DOCUMENT TEXT:
★ ★ ★ ★

1

For each user_id (group) in a table I want to delete all records except the records with the highest ID in each group. Something similar to this: Delete all records except the most recent one?

In my case it would look like:

DELETE FROM logins
WHERE user_id IS NOT NULL AND id NOT IN (SELECT MAX(id) FROM logins WHERE user_id IS NOT NULL GROUP BY user_id)

The problem is, the table holds 100+ millon records, so doing this in a single query like that would be impossible performance wise.

What other ways could I do this, e.g. in some batches?

Niels Kristian
  • 8,661
  • 11
  • 59
  • 117

1 Answers1

0

I would be inclined to phrase the delete as:

DELETE FROM logins l
    WHERE l.user_id IS NOT NULL AND
          l.id <> (SELECT MAX(l2.id)
                   FROM logins l2
                   WHERE l2.user_id = l.user_id
                  );

This can easily take advantage of an index on logics(user_id, id). However, if you are deleting a lot of rows, it is often better to truncate the table and recreate:

create table temp_logics as
    select l.*
    from logins
    where l.id = (SELECT MAX(l2.id)

★ ★ ★ ★

RAW DATA:

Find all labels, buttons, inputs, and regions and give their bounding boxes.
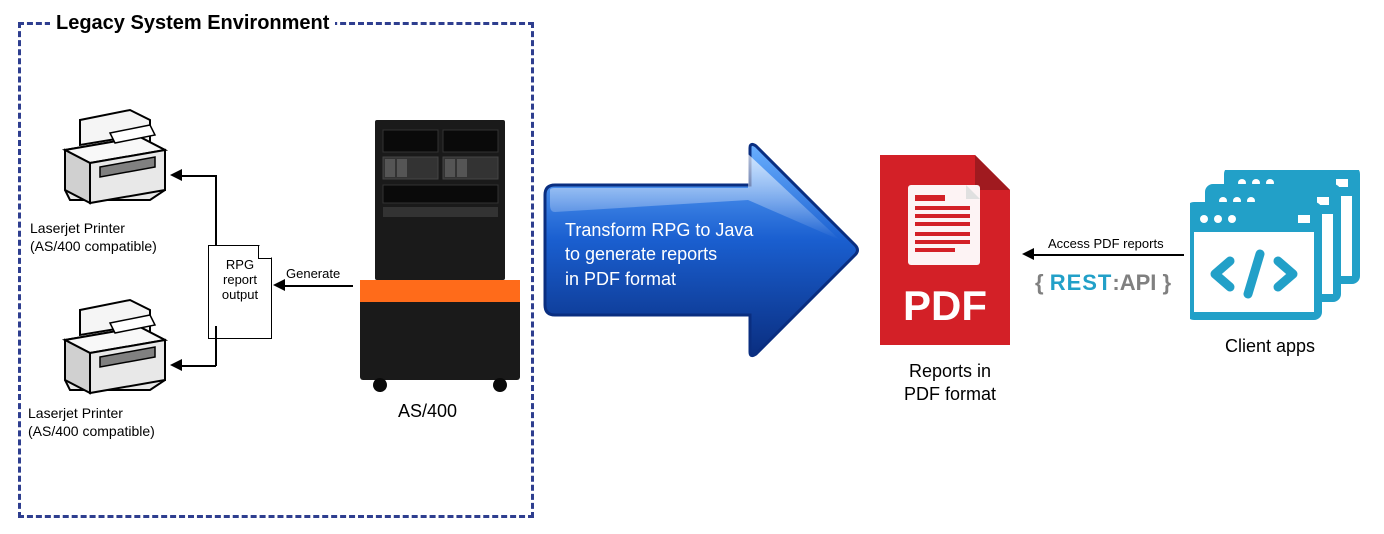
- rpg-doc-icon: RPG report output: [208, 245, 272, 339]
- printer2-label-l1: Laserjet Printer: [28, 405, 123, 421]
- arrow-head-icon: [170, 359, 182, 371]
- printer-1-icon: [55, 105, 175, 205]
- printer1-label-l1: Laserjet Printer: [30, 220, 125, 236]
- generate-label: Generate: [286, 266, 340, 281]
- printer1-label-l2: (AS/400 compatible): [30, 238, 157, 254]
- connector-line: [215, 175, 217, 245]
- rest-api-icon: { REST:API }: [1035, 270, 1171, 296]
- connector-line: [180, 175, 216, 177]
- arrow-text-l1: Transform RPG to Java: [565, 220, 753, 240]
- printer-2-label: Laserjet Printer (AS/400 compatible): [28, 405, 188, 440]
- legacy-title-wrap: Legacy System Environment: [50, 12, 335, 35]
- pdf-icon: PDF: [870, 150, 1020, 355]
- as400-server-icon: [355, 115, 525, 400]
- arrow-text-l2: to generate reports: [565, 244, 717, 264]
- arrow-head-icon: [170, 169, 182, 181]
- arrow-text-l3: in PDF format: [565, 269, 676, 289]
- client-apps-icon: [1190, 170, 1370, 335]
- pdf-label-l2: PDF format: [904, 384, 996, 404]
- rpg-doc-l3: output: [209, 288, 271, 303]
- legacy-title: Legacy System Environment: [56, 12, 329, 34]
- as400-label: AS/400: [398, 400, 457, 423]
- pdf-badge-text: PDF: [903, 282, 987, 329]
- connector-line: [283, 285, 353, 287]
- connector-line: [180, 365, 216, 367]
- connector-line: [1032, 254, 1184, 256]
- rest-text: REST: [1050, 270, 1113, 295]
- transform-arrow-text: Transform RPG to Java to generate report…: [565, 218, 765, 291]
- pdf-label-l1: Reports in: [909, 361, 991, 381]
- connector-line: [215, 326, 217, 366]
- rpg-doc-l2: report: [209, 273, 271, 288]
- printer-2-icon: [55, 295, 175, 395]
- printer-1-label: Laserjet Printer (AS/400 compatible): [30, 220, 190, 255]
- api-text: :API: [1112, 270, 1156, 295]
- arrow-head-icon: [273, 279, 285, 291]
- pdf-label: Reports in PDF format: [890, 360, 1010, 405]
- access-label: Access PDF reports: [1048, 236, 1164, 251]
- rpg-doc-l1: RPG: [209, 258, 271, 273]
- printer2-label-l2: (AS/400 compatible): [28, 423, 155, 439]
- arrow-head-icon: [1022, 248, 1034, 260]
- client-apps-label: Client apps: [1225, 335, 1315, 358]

★ ★ ★ ★

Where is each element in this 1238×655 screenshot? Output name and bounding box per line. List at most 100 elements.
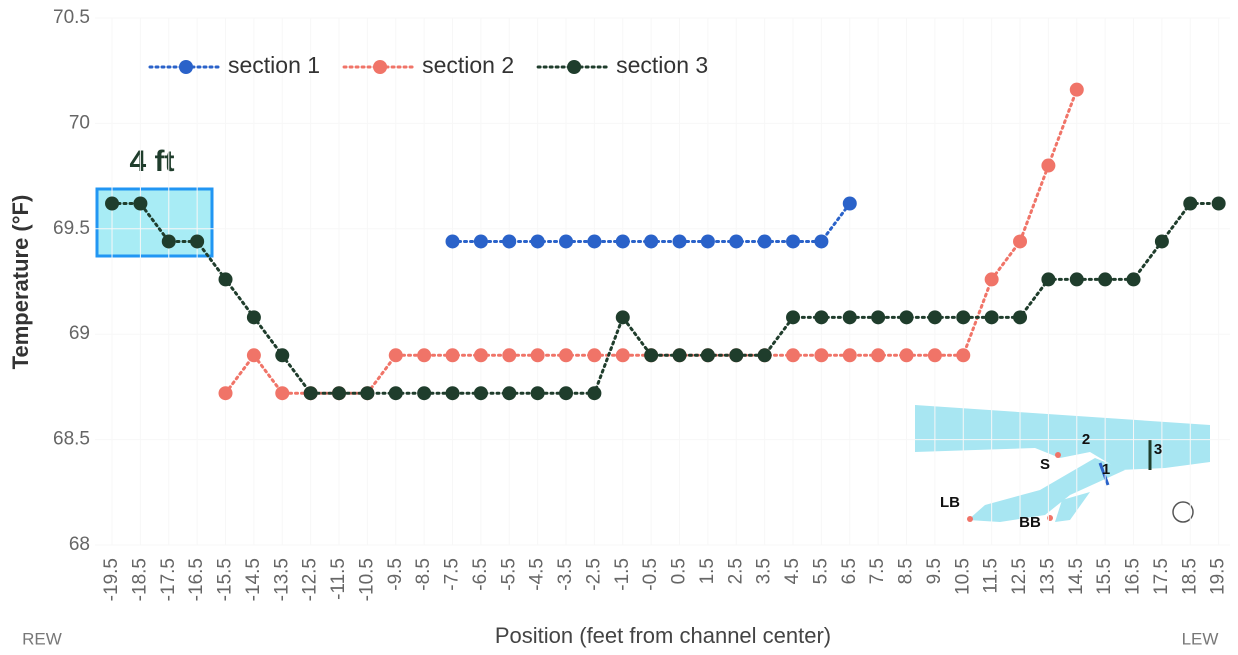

★ ★ ★ ★

AIM: Reproduce, word for word, the stretch of the thread on pruning old login rows that runs from "In my case it" through "impossible performance wise.".

FINISHED ANSWER:
In my case it would look like:

DELETE FROM logins
WHERE user_id IS NOT NULL AND id NOT IN (SELECT MAX(id) FROM logins WHERE user_id IS NOT NULL GROUP BY user_id)

The problem is, the table holds 100+ millon records, so doing this in a single query like that would be impossible performance wise.